Rows from a dataset

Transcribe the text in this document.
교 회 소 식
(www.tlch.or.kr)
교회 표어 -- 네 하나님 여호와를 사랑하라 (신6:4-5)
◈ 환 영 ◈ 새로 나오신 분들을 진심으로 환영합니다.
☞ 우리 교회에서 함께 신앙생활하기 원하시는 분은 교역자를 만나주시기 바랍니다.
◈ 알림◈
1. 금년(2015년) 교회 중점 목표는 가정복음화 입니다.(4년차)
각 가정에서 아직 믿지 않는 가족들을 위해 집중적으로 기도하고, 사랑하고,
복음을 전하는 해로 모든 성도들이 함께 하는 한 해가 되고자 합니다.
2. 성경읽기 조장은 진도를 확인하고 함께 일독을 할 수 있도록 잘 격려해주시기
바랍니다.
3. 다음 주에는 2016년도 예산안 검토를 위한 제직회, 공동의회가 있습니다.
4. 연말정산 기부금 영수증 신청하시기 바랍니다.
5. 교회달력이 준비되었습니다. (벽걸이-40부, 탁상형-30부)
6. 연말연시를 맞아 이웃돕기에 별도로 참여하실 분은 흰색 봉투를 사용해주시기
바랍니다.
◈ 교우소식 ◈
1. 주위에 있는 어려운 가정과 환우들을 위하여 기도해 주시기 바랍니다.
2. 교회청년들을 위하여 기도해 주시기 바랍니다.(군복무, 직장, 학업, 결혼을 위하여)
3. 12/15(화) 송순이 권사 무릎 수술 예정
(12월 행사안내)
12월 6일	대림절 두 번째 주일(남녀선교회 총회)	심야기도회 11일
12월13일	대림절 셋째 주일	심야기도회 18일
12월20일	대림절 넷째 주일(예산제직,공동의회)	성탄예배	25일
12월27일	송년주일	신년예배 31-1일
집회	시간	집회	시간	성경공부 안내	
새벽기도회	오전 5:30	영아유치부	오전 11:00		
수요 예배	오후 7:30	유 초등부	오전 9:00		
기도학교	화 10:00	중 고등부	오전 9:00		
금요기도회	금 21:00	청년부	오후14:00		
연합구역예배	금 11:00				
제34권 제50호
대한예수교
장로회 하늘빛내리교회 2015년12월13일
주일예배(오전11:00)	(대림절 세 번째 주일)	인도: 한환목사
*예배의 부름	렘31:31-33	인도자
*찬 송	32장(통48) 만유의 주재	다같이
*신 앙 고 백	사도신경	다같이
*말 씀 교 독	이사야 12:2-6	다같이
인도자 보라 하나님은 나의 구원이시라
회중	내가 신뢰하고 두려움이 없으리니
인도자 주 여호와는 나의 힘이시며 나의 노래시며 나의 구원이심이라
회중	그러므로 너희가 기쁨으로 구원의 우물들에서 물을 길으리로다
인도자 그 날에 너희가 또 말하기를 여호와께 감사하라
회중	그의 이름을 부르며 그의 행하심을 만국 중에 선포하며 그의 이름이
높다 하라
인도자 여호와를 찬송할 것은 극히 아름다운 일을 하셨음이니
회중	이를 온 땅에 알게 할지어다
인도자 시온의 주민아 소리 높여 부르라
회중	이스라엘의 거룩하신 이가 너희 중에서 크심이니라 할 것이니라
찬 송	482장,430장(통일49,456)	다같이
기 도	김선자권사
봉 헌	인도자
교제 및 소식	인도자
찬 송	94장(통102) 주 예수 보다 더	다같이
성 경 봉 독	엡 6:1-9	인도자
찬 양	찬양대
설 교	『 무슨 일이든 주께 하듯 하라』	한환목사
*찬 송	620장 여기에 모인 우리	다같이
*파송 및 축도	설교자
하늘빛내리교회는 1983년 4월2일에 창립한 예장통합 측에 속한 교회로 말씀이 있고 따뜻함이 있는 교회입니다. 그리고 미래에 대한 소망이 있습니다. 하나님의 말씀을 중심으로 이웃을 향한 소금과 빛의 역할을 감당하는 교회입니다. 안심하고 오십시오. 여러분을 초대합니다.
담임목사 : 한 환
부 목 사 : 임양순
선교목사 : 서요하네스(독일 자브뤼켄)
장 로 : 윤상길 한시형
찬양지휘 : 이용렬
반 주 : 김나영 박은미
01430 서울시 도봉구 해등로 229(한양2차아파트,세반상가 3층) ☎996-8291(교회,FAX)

• WHAT IS ASKED: Check each line above for the string "한환목사" and report how many lines have it, giving only the number.

• SOLUTION TO THE PROBLEM: 2